WORK INSTRUCTIONS —
Reproduce every line in the listing that contains the word "приведённого".

[Dataset items]
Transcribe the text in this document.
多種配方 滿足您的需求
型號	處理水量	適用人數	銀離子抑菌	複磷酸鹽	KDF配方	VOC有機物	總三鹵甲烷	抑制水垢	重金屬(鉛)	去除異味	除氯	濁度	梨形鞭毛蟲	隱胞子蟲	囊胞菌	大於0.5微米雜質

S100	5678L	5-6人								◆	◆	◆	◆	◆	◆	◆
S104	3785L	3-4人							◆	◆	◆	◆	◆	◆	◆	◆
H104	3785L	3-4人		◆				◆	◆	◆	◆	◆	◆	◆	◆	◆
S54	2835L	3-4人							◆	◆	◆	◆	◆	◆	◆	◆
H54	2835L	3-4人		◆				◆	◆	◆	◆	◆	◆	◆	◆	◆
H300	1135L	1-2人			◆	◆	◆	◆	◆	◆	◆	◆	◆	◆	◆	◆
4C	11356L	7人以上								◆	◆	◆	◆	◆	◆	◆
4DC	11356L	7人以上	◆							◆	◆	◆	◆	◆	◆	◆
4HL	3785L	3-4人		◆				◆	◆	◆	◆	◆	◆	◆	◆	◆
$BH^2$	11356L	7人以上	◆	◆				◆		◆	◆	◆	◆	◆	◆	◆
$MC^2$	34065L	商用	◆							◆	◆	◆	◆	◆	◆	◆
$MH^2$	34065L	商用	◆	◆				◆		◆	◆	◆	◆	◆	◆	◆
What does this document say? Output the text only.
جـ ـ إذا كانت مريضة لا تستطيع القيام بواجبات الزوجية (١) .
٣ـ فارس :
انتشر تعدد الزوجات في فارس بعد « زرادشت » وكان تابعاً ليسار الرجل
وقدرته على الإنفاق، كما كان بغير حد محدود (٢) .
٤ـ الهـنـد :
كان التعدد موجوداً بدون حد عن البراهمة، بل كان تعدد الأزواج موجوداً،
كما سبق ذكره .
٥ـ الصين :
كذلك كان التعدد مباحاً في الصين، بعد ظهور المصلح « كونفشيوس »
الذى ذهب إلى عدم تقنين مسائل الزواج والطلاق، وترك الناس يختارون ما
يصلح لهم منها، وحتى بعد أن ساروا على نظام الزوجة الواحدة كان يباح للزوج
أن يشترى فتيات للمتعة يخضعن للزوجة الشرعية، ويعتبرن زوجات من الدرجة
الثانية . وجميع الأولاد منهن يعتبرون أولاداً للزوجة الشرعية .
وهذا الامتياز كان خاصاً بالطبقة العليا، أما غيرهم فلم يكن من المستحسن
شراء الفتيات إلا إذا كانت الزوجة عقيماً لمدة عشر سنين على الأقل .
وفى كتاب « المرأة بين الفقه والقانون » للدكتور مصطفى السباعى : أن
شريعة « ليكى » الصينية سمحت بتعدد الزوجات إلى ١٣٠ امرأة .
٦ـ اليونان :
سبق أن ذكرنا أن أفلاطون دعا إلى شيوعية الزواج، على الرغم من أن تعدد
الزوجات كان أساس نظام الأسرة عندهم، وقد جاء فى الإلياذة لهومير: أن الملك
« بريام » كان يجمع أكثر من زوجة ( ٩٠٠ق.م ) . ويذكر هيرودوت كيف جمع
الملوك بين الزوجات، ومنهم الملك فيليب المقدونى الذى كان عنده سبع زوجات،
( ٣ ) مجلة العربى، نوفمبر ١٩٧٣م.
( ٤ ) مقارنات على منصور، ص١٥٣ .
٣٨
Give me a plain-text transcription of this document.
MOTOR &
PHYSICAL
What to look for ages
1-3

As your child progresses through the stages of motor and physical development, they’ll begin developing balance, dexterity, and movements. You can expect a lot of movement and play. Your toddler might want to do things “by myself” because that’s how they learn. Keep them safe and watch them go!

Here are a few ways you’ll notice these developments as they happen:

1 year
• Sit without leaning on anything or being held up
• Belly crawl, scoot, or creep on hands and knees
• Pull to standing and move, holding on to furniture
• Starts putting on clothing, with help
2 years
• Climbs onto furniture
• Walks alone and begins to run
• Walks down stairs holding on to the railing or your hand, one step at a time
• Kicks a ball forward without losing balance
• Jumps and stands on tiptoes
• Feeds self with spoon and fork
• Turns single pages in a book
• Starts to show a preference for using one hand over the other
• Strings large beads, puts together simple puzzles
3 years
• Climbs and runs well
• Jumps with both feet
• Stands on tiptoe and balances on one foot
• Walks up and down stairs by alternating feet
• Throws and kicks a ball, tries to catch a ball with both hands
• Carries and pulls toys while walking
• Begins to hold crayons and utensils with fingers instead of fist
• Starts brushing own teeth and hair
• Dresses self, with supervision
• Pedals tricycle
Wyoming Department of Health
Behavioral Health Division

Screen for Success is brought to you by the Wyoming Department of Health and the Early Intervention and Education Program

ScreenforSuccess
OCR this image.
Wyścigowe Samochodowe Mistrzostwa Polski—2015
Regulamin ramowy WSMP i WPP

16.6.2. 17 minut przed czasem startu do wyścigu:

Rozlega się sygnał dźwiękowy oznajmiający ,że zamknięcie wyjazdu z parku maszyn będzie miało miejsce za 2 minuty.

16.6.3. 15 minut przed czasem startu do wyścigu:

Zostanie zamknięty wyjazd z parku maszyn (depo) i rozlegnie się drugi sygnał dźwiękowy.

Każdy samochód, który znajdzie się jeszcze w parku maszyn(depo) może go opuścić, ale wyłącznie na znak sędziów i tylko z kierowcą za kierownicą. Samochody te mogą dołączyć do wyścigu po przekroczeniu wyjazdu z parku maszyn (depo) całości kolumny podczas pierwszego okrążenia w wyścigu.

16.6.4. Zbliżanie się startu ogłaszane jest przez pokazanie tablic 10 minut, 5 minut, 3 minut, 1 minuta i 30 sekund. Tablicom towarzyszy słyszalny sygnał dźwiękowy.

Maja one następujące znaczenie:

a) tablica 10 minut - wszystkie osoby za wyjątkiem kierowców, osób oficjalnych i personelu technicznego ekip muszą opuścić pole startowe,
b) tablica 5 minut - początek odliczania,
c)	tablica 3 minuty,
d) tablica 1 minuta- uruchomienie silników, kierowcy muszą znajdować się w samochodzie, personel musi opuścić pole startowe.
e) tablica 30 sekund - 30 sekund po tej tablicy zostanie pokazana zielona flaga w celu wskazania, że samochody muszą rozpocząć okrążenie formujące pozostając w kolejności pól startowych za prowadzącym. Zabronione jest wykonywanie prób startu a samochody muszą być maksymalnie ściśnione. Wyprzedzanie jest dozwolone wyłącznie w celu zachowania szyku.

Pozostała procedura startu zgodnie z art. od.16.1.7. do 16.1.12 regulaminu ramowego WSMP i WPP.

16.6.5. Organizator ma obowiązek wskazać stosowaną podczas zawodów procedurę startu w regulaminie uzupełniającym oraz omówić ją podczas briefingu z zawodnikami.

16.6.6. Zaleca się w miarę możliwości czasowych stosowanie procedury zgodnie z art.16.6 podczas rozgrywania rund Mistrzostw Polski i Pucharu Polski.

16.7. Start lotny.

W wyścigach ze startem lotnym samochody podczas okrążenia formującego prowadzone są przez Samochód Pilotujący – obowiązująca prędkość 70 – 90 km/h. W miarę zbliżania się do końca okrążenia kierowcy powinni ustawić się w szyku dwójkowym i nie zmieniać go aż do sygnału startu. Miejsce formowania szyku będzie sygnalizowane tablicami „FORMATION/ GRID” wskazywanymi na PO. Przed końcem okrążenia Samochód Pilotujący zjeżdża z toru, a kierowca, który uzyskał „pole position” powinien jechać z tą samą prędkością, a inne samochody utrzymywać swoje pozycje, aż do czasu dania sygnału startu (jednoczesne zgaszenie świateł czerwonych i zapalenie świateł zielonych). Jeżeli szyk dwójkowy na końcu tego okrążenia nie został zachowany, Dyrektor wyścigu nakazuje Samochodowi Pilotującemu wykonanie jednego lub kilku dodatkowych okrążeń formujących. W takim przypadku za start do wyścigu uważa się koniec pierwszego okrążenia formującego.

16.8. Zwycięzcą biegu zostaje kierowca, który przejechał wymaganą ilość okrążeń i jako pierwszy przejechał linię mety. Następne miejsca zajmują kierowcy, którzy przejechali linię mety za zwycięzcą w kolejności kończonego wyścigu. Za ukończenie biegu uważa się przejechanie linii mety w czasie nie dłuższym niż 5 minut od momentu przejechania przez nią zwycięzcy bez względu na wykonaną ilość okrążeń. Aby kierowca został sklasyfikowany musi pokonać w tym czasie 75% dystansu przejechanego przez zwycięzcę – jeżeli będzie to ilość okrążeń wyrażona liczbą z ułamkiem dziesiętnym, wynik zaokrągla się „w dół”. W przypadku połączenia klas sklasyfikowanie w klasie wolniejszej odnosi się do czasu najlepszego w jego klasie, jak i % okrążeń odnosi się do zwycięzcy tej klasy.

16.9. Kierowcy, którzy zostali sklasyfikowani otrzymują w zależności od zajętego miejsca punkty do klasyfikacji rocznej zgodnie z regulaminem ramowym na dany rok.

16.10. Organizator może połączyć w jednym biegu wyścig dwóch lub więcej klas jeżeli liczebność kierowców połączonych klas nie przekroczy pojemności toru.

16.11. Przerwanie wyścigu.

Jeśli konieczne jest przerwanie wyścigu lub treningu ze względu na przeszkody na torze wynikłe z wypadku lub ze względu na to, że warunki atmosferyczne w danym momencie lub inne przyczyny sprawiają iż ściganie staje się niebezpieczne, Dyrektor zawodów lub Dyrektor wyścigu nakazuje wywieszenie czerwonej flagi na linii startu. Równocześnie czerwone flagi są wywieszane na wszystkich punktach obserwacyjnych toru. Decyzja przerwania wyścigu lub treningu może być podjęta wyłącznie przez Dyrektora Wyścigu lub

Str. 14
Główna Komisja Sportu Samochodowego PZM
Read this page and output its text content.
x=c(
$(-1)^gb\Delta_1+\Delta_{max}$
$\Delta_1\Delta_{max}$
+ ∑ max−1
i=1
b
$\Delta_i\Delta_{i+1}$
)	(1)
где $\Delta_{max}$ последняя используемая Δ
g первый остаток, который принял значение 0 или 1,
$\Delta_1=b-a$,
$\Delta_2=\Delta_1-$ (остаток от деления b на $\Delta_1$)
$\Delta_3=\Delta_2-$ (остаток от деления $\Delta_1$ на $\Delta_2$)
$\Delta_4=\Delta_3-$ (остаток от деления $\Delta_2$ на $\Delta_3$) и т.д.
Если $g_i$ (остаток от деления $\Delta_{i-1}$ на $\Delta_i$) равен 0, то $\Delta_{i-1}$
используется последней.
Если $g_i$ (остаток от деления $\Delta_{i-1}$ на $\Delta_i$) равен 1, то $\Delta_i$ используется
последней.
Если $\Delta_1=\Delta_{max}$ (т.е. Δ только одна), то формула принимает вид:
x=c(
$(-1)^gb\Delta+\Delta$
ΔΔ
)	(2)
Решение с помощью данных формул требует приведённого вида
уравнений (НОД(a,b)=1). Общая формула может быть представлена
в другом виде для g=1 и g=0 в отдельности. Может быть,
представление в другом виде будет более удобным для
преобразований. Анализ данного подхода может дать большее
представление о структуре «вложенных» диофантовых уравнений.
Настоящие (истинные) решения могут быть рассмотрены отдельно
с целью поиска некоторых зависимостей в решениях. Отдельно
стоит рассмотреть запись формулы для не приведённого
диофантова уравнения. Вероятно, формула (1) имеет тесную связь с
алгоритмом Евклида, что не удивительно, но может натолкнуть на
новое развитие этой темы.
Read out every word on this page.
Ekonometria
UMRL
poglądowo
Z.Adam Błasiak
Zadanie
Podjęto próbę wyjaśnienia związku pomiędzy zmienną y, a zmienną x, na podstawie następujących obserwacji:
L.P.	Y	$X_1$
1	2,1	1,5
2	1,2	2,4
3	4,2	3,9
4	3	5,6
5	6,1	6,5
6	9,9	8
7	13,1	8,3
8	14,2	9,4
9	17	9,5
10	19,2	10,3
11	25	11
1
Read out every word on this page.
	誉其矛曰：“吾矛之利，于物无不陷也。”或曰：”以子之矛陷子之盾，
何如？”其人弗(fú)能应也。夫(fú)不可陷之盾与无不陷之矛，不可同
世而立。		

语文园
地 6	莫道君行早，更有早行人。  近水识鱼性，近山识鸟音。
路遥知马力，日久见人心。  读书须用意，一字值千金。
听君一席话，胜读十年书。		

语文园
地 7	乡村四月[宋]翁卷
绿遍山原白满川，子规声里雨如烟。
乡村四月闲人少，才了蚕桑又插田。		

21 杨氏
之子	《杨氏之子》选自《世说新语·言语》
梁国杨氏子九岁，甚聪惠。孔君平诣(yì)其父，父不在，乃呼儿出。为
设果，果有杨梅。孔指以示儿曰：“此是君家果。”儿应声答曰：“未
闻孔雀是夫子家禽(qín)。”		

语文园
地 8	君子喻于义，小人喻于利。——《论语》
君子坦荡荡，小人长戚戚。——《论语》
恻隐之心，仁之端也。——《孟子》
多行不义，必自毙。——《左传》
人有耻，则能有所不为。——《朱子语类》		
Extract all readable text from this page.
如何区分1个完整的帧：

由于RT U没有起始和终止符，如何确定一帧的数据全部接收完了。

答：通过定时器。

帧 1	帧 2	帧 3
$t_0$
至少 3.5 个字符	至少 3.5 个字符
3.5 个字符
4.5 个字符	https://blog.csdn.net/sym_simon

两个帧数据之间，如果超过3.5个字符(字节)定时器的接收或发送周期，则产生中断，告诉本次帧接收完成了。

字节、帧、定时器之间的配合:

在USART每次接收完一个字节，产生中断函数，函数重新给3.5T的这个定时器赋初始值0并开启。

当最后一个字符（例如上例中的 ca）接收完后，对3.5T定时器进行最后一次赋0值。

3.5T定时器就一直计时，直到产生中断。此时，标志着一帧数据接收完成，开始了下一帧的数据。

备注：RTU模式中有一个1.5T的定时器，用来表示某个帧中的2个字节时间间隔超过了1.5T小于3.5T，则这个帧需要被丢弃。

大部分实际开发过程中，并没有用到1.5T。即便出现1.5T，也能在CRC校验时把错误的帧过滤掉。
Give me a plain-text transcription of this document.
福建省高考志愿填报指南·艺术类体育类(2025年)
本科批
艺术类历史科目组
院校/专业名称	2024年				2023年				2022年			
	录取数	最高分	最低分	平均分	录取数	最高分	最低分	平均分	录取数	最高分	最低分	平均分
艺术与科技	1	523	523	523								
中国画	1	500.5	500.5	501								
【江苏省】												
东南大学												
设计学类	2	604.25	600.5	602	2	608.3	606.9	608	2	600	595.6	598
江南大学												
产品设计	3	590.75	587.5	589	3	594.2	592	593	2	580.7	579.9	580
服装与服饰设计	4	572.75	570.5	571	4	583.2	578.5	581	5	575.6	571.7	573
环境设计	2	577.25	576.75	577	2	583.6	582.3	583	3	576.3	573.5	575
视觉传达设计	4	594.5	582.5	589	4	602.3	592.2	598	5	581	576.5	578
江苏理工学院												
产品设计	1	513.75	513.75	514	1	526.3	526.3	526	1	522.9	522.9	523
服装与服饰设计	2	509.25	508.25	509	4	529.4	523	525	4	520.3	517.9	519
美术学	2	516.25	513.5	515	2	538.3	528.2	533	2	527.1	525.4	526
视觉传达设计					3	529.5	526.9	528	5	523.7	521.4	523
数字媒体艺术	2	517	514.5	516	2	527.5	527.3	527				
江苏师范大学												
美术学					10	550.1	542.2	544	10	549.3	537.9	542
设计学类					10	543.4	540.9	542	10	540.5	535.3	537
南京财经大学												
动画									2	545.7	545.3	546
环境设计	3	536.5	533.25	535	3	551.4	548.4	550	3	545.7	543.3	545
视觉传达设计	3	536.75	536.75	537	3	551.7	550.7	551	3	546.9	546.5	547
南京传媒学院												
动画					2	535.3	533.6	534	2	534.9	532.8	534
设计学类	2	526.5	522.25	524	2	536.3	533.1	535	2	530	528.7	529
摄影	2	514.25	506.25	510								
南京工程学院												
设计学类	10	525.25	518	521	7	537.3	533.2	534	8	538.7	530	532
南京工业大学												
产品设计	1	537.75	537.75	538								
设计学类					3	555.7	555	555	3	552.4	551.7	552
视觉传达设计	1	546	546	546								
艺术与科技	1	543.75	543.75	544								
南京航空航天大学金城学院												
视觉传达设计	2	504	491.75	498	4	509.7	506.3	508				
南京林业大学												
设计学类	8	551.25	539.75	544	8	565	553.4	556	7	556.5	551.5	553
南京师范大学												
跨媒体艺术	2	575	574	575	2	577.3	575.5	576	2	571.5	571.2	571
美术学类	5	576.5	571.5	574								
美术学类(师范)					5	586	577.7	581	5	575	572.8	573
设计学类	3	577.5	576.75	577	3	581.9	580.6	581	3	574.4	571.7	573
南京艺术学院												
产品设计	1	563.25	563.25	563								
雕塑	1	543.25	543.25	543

COMPLETE ANSWER —
Решение с помощью данных формул требует приведённого вида
стоит рассмотреть запись формулы для не приведённого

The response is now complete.